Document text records
■ ■ ■

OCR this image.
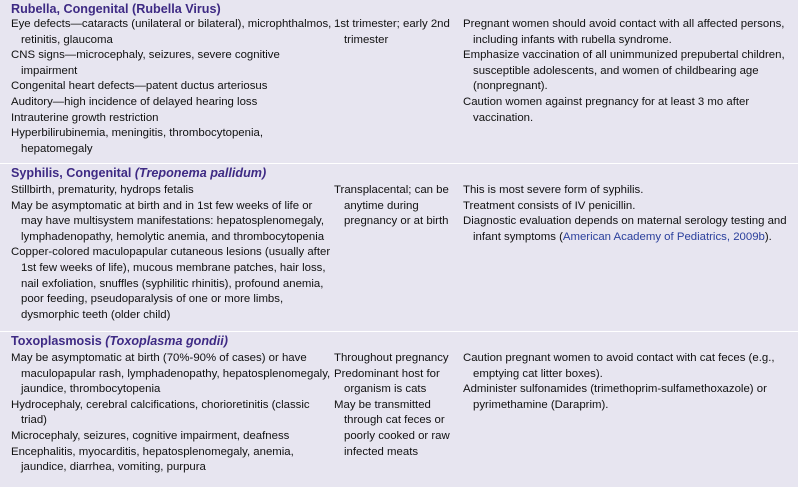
Rubella, Congenital (Rubella Virus)

Eye defects—cataracts (unilateral or bilateral), microphthalmos, retinitis, glaucoma

CNS signs—microcephaly, seizures, severe cognitive impairment

Congenital heart defects—patent ductus arteriosus

Auditory—high incidence of delayed hearing loss

Intrauterine growth restriction

Hyperbilirubinemia, meningitis, thrombocytopenia, hepatomegaly

1st trimester; early 2nd trimester

Pregnant women should avoid contact with all affected persons, including infants with rubella syndrome.

Emphasize vaccination of all unimmunized prepubertal children, susceptible adolescents, and women of childbearing age (nonpregnant).

Caution women against pregnancy for at least 3 mo after vaccination.

Syphilis, Congenital (Treponema pallidum)

Stillbirth, prematurity, hydrops fetalis

May be asymptomatic at birth and in 1st few weeks of life or may have multisystem manifestations: hepatosplenomegaly, lymphadenopathy, hemolytic anemia, and thrombocytopenia

Copper-colored maculopapular cutaneous lesions (usually after 1st few weeks of life), mucous membrane patches, hair loss, nail exfoliation, snuffles (syphilitic rhinitis), profound anemia, poor feeding, pseudoparalysis of one or more limbs, dysmorphic teeth (older child)

Transplacental; can be anytime during pregnancy or at birth

This is most severe form of syphilis.

Treatment consists of IV penicillin.

Diagnostic evaluation depends on maternal serology testing and infant symptoms (American Academy of Pediatrics, 2009b).

Toxoplasmosis (Toxoplasma gondii)

May be asymptomatic at birth (70%-90% of cases) or have maculopapular rash, lymphadenopathy, hepatosplenomegaly, jaundice, thrombocytopenia

Hydrocephaly, cerebral calcifications, chorioretinitis (classic triad)

Microcephaly, seizures, cognitive impairment, deafness

Encephalitis, myocarditis, hepatosplenomegaly, anemia, jaundice, diarrhea, vomiting, purpura

Throughout pregnancy

Predominant host for organism is cats

May be transmitted through cat feces or poorly cooked or raw infected meats

Caution pregnant women to avoid contact with cat feces (e.g., emptying cat litter boxes).

Administer sulfonamides (trimethoprim-sulfamethoxazole) or pyrimethamine (Daraprim).
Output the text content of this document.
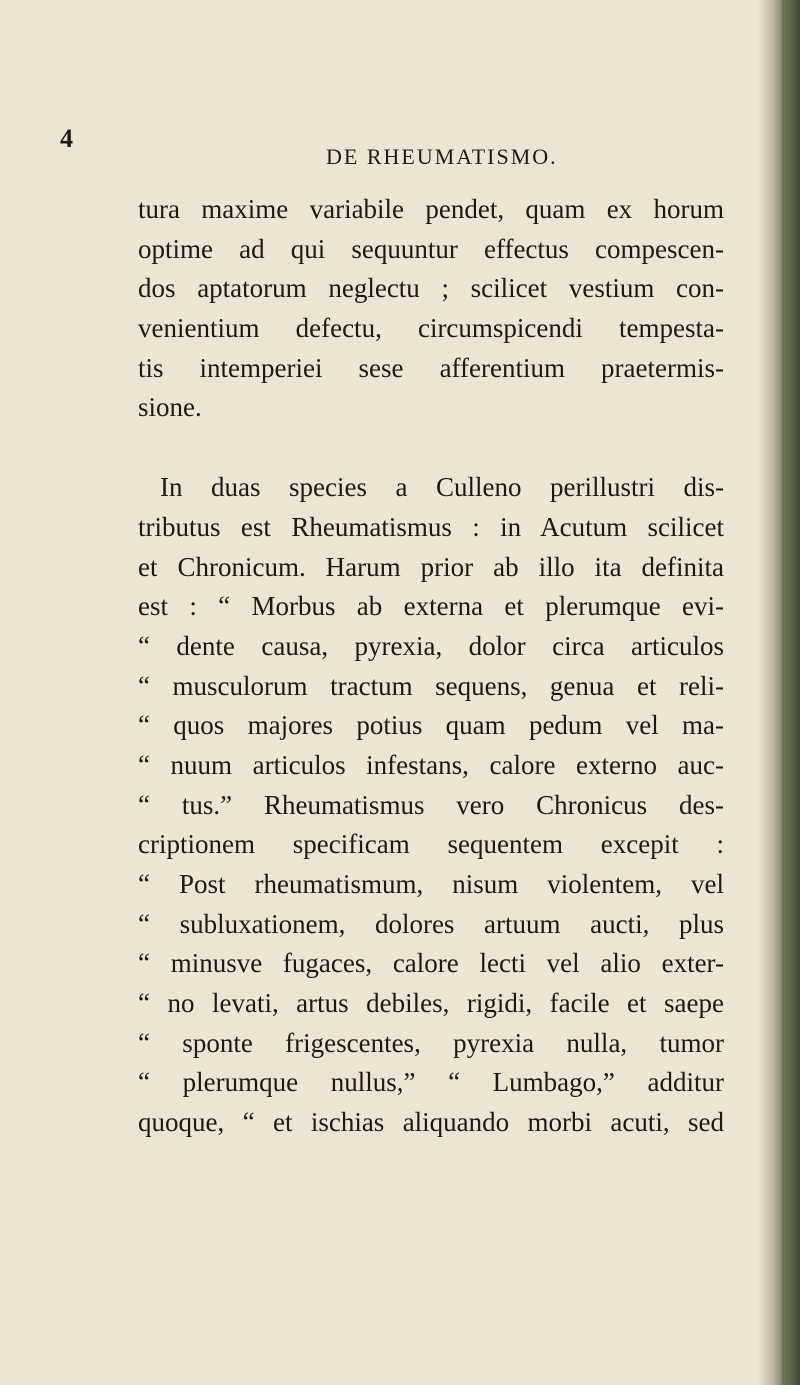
4
DE RHEUMATISMO.
tura maxime variabile pendet, quam ex horum
optime ad qui sequuntur effectus compescen-
dos aptatorum neglectu ; scilicet vestium con-
venientium defectu, circumspicendi tempesta-
tis intemperiei sese afferentium praetermis-
sione.
In duas species a Culleno perillustri dis-
tributus est Rheumatismus : in Acutum scilicet
et Chronicum. Harum prior ab illo ita definita
est : “ Morbus ab externa et plerumque evi-
“ dente causa, pyrexia, dolor circa articulos
“ musculorum tractum sequens, genua et reli-
“ quos majores potius quam pedum vel ma-
“ nuum articulos infestans, calore externo auc-
“ tus.” Rheumatismus vero Chronicus des-
criptionem specificam sequentem excepit :
“ Post rheumatismum, nisum violentem, vel
“ subluxationem, dolores artuum aucti, plus
“ minusve fugaces, calore lecti vel alio exter-
“ no levati, artus debiles, rigidi, facile et saepe
“ sponte frigescentes, pyrexia nulla, tumor
“ plerumque nullus,” “ Lumbago,” additur
quoque, “ et ischias aliquando morbi acuti, sed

■ ■ ■

#### Exercise directions
Read the entries above, then pull out the lines that include "loss".

#### Exercise output
Auditory—high incidence of delayed hearing loss
Copper-colored maculopapular cutaneous lesions (usually after 1st few weeks of life), mucous membrane patches, hair loss, nail exfoliation, snuffles (syphilitic rhinitis), profound anemia, poor feeding, pseudoparalysis of one or more limbs, dysmorphic teeth (older child)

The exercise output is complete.